[WHAT YOU ARE ASKED TO DO]: Copy down every line where the string "JSON" shows up.

[DATASET RECORDS]:
------------
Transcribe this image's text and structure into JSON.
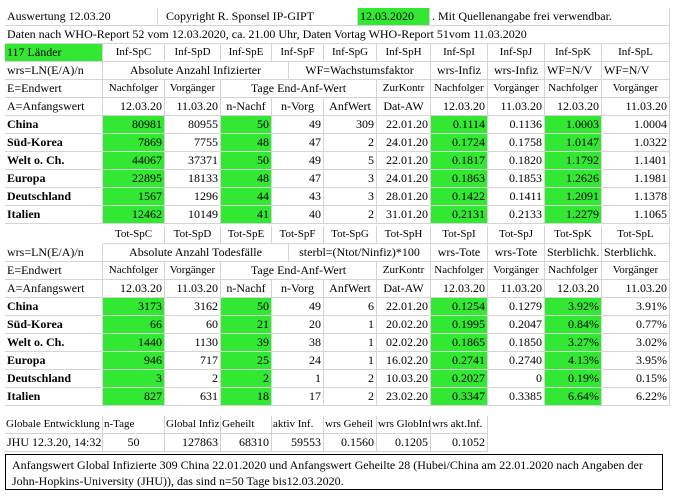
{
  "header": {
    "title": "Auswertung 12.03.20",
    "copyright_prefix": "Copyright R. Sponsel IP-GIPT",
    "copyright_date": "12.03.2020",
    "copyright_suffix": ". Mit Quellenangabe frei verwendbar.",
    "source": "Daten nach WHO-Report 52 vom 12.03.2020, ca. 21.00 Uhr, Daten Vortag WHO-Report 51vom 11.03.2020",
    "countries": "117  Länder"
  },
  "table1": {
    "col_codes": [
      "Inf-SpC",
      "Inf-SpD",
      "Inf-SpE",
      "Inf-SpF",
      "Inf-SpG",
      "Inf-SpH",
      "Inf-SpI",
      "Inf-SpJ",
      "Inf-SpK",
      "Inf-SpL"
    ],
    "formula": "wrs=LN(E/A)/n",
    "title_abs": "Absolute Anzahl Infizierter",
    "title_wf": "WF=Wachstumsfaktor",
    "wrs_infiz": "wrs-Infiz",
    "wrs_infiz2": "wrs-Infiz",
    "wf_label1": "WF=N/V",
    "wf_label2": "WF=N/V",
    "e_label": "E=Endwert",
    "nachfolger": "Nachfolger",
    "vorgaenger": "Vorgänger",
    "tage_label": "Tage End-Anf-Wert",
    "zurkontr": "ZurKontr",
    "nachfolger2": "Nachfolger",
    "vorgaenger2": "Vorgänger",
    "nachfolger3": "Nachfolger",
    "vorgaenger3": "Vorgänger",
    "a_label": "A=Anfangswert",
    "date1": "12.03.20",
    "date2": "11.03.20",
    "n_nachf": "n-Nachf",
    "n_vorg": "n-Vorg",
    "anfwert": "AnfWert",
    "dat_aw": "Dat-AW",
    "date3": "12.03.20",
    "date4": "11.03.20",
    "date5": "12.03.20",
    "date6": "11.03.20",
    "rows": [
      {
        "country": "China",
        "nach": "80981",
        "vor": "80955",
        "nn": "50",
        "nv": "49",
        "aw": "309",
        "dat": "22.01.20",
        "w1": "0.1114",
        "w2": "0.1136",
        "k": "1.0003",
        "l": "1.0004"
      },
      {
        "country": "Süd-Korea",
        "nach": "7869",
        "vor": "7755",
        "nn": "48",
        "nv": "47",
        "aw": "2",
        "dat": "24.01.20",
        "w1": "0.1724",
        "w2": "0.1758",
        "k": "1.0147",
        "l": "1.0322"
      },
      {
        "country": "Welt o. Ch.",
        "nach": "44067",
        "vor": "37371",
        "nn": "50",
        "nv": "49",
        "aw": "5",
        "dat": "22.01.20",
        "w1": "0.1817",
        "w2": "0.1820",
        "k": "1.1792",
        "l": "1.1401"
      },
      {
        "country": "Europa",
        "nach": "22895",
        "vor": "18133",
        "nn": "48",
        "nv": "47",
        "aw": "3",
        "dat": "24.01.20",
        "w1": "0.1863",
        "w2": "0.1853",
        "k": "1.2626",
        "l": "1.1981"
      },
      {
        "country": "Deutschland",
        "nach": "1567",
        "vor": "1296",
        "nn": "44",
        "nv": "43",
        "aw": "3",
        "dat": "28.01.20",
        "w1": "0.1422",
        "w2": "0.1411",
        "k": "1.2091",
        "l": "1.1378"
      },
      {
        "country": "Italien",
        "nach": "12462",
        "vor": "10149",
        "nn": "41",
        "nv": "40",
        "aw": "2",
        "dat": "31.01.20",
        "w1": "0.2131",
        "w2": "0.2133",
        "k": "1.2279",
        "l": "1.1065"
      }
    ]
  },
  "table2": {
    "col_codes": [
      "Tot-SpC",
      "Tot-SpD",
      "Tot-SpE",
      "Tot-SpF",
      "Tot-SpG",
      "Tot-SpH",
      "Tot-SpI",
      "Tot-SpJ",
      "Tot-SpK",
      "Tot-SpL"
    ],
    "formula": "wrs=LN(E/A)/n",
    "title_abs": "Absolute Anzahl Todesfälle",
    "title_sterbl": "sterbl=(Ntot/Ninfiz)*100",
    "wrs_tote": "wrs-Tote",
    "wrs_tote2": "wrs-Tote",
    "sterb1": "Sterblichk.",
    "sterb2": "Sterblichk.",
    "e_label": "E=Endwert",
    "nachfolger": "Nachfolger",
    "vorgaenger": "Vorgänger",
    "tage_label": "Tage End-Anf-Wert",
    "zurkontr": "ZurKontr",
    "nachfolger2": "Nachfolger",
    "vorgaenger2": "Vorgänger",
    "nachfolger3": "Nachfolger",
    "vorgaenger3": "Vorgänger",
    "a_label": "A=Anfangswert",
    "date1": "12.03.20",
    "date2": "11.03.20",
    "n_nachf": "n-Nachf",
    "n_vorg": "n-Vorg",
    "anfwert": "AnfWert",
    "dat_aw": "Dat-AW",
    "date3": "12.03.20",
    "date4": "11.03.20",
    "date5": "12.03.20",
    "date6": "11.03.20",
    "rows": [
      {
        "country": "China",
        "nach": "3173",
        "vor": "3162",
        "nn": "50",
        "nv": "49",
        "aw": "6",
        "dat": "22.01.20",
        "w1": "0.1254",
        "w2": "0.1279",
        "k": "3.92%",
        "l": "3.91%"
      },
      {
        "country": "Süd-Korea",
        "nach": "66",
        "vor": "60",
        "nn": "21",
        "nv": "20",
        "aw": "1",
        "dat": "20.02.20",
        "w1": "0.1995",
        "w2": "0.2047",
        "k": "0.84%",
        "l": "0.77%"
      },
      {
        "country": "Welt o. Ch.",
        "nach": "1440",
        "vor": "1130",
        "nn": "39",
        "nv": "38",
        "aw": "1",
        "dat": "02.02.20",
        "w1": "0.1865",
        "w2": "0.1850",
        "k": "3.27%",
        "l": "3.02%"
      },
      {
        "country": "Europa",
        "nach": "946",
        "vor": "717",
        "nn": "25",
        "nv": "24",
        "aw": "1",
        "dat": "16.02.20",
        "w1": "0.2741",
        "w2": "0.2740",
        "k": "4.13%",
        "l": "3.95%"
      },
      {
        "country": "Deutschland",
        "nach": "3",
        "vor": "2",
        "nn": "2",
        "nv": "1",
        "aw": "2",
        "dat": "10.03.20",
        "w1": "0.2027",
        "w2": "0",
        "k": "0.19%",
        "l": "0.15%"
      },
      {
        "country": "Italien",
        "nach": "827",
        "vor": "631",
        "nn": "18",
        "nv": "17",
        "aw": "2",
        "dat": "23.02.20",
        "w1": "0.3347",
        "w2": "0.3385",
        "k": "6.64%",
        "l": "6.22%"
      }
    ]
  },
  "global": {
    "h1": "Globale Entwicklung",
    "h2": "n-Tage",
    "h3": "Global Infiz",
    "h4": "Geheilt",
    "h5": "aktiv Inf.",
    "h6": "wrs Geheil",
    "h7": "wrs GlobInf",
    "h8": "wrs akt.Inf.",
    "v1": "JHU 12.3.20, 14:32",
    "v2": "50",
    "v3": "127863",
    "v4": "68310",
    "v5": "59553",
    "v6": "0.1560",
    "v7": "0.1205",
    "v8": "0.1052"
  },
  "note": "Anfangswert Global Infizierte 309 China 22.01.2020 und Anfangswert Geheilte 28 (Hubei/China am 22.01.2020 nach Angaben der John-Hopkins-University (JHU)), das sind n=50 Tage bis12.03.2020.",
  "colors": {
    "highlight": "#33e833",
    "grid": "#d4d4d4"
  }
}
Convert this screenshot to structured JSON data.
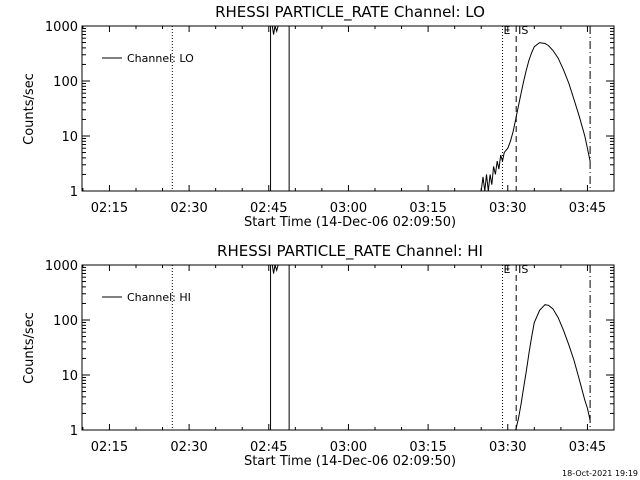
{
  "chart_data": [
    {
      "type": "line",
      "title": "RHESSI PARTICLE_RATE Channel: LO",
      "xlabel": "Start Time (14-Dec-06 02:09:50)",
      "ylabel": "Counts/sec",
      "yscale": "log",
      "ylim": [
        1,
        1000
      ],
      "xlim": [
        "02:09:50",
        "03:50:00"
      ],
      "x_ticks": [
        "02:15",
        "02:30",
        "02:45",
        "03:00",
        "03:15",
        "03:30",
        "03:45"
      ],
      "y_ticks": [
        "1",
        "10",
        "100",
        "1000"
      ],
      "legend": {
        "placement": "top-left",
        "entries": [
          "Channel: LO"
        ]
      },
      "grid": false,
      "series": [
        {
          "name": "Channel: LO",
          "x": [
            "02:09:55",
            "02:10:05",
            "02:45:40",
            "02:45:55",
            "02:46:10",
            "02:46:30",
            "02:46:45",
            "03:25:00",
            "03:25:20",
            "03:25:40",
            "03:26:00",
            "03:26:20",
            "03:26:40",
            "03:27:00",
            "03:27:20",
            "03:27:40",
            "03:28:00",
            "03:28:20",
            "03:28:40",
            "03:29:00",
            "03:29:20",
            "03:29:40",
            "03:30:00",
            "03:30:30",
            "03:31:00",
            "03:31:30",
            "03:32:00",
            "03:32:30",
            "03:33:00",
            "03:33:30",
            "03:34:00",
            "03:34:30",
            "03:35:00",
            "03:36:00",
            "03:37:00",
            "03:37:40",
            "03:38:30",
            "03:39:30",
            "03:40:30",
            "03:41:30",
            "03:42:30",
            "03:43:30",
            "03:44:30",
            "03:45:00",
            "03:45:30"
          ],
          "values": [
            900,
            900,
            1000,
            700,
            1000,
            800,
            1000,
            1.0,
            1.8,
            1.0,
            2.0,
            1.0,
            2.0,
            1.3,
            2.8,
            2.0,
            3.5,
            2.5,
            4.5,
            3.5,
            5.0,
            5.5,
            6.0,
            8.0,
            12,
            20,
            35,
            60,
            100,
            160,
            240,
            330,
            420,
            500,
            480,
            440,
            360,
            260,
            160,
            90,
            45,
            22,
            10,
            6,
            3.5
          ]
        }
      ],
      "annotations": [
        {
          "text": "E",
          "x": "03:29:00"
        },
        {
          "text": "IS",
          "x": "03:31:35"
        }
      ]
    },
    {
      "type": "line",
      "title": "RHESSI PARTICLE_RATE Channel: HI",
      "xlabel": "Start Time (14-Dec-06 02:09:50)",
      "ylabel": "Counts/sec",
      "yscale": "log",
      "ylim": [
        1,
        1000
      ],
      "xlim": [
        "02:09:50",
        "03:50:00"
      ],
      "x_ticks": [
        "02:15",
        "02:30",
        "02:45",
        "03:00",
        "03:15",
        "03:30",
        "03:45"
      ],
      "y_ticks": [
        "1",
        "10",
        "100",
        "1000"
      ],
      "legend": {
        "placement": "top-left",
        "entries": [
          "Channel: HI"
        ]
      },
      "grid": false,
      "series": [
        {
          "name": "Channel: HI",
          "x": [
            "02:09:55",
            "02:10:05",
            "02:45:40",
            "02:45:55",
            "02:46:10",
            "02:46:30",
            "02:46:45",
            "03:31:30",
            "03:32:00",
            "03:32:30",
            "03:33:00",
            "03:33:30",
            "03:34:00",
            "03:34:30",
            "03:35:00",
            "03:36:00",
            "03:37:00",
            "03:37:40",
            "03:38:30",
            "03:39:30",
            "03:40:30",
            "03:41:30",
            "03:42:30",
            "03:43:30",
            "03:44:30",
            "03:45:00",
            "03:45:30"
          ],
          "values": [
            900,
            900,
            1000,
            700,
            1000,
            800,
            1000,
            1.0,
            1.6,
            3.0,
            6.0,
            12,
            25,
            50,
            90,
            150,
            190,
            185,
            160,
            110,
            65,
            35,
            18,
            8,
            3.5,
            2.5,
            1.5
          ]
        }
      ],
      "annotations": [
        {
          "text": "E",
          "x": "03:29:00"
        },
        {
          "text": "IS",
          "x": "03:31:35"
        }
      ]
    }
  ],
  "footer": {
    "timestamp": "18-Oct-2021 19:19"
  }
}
------------
[FINISHED ANSWER]:
Transcribe this image's text and structure into JSON.
Convert this screenshot to structured JSON data.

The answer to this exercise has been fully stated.